» Records supplied
┄┄┄┄┄┄┄┄┄┄
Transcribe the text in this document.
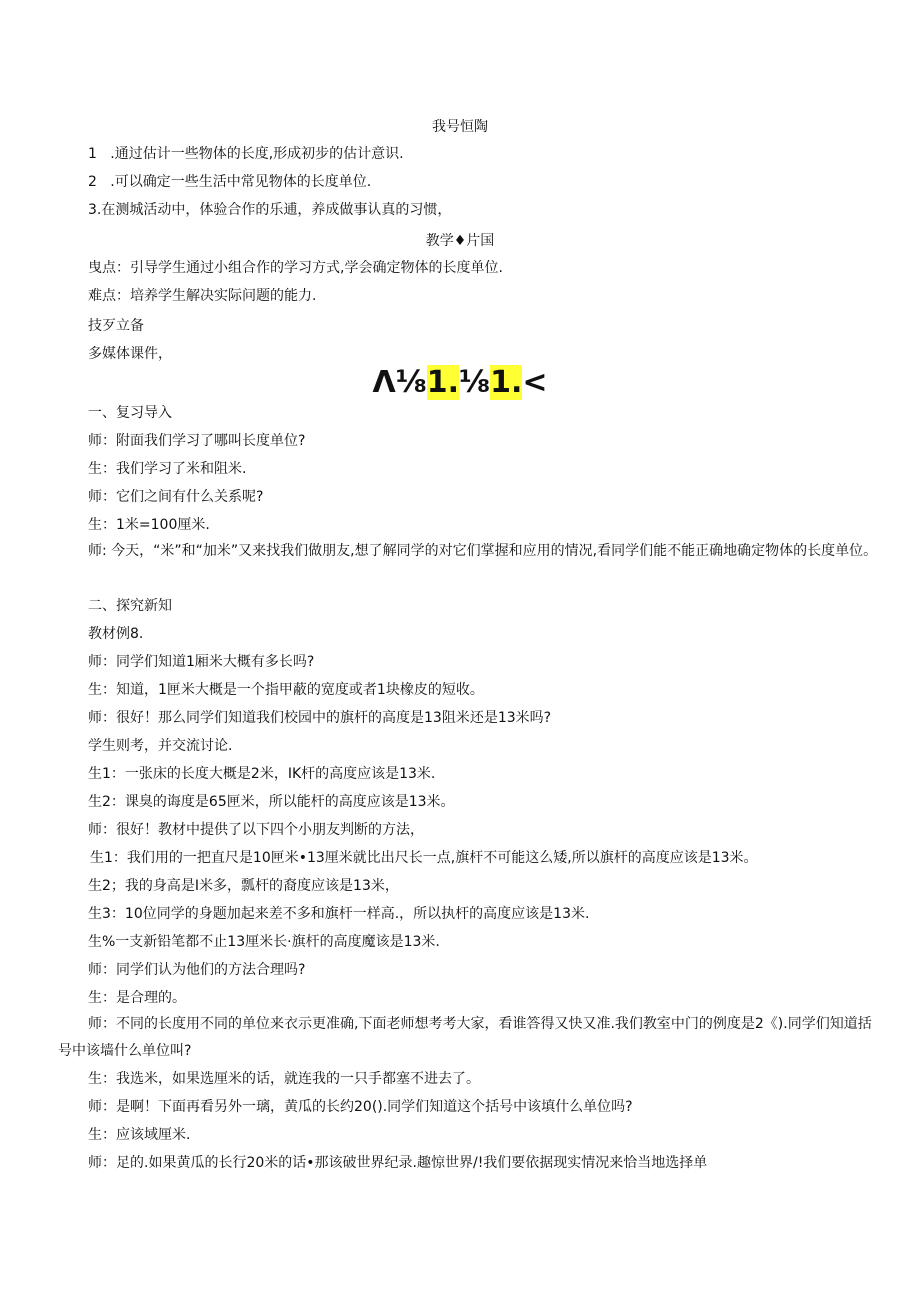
我号恒陶
1   .通过估计一些物体的长度,形成初步的估计意识.
2   .可以确定一些生活中常见物体的长度单位.
3.在测城活动中，体验合作的乐逋，养成做事认真的习惯，
教学♦片国
曳点：引导学生通过小组合作的学习方式,学会确定物体的长度单位.
难点：培养学生解决实际问题的能力.
技歹立备
多媒体课件，
Λ⅛1.⅛1.<
一、复习导入
师：附面我们学习了哪叫长度单位?
生：我们学习了米和阻米.
师：它们之间有什么关系呢?
生：1米=100厘米.
师: 今天，“米”和“加米”又来找我们做朋友,想了解同学的对它们掌握和应用的情况,看同学们能不能正确地确定物体的长度单位。
二、探究新知
教材例8.
师：同学们知道1厢米大概有多长吗?
生：知道，1匣米大概是一个指甲蔽的宽度或者1块橡皮的短收。
师：很好！那么同学们知道我们校园中的旗杆的高度是13阻米还是13米吗?
学生则考，并交流讨论.
生1：一张床的长度大概是2米，IK杆的高度应该是13米.
生2：课臭的诲度是65匣米，所以能杆的高度应该是13米。
师：很好！教材中提供了以下四个小朋友判断的方法，
生1：我们用的一把直尺是10匣米•13厘米就比出尺长一点,旗杆不可能这么矮,所以旗杆的高度应该是13米。
生2；我的身高是I米多，瓢杆的裔度应该是13米，
生3：10位同学的身题加起来差不多和旗杆一样高.，所以执杆的高度应该是13米.
生%一支新铅笔都不止13厘米长·旗杆的高度魔该是13米.
师：同学们认为他们的方法合理吗?
生：是合理的。
师：不同的长度用不同的单位来衣示更准确,下面老师想考考大家，看谁答得又快又准.我们教室中门的例度是2《).同学们知道括号中该墙什么单位叫?
生：我选米，如果选厘米的话，就连我的一只手都塞不进去了。
师：是啊！下面再看另外一璃，黄瓜的长约20().同学们知道这个括号中该填什么单位吗?
生：应该域厘米.
师：足的.如果黄瓜的长行20米的话•那该破世界纪录.趣惊世界/!我们要依据现实情况来恰当地选择单
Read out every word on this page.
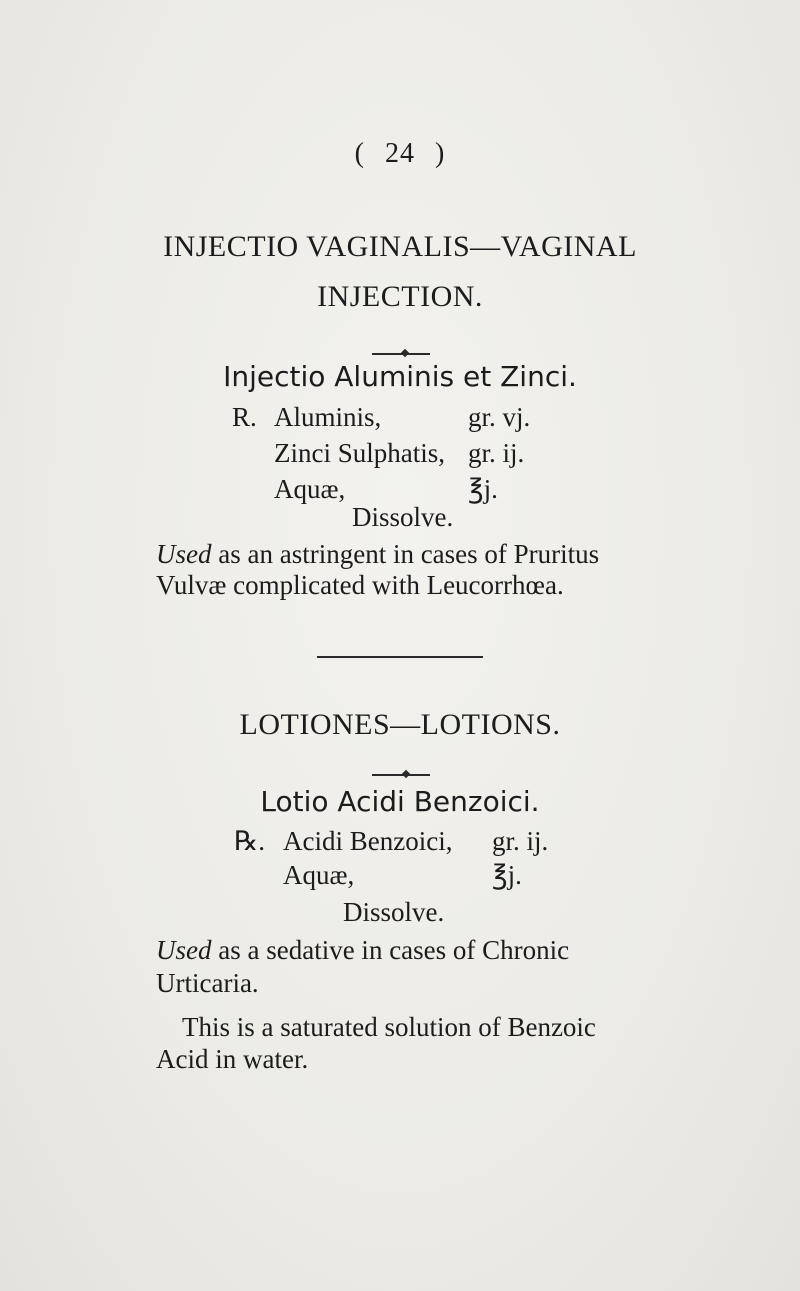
( 24 )
INJECTIO VAGINALIS—VAGINAL
INJECTION.
Injectio Aluminis et Zinci.
R. Aluminis,	gr. vj.
Zinci Sulphatis, gr. ij.
Aquæ,	℥j.
Dissolve.
Used as an astringent in cases of Pruritus
Vulvæ complicated with Leucorrhœa.
LOTIONES—LOTIONS.
Lotio Acidi Benzoici.
℞. Acidi Benzoici, gr. ij.
Aquæ,	℥j.
Dissolve.
Used as a sedative in cases of Chronic
Urticaria.
This is a saturated solution of Benzoic
Acid in water.
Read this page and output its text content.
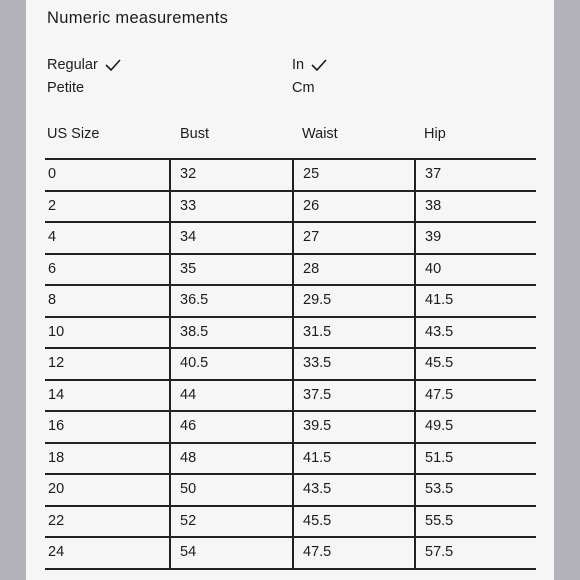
Numeric measurements
Regular
Petite
In
Cm
US Size	Bust	Waist	Hip
0	32	25	37
2	33	26	38
4	34	27	39
6	35	28	40
8	36.5	29.5	41.5
10	38.5	31.5	43.5
12	40.5	33.5	45.5
14	44	37.5	47.5
16	46	39.5	49.5
18	48	41.5	51.5
20	50	43.5	53.5
22	52	45.5	55.5
24	54	47.5	57.5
┄┄┄┄┄┄┄┄┄┄
» Your instructions
Set down the line containing "Read this page and output its text content.", then every later line through the end of the material, exactly as written; omit any picture.

» Answer to this problem
Read this page and output its text content.
Numeric measurements
Regular
Petite
In
Cm
US Size	Bust	Waist	Hip
0	32	25	37
2	33	26	38
4	34	27	39
6	35	28	40
8	36.5	29.5	41.5
10	38.5	31.5	43.5
12	40.5	33.5	45.5
14	44	37.5	47.5
16	46	39.5	49.5
18	48	41.5	51.5
20	50	43.5	53.5
22	52	45.5	55.5
24	54	47.5	57.5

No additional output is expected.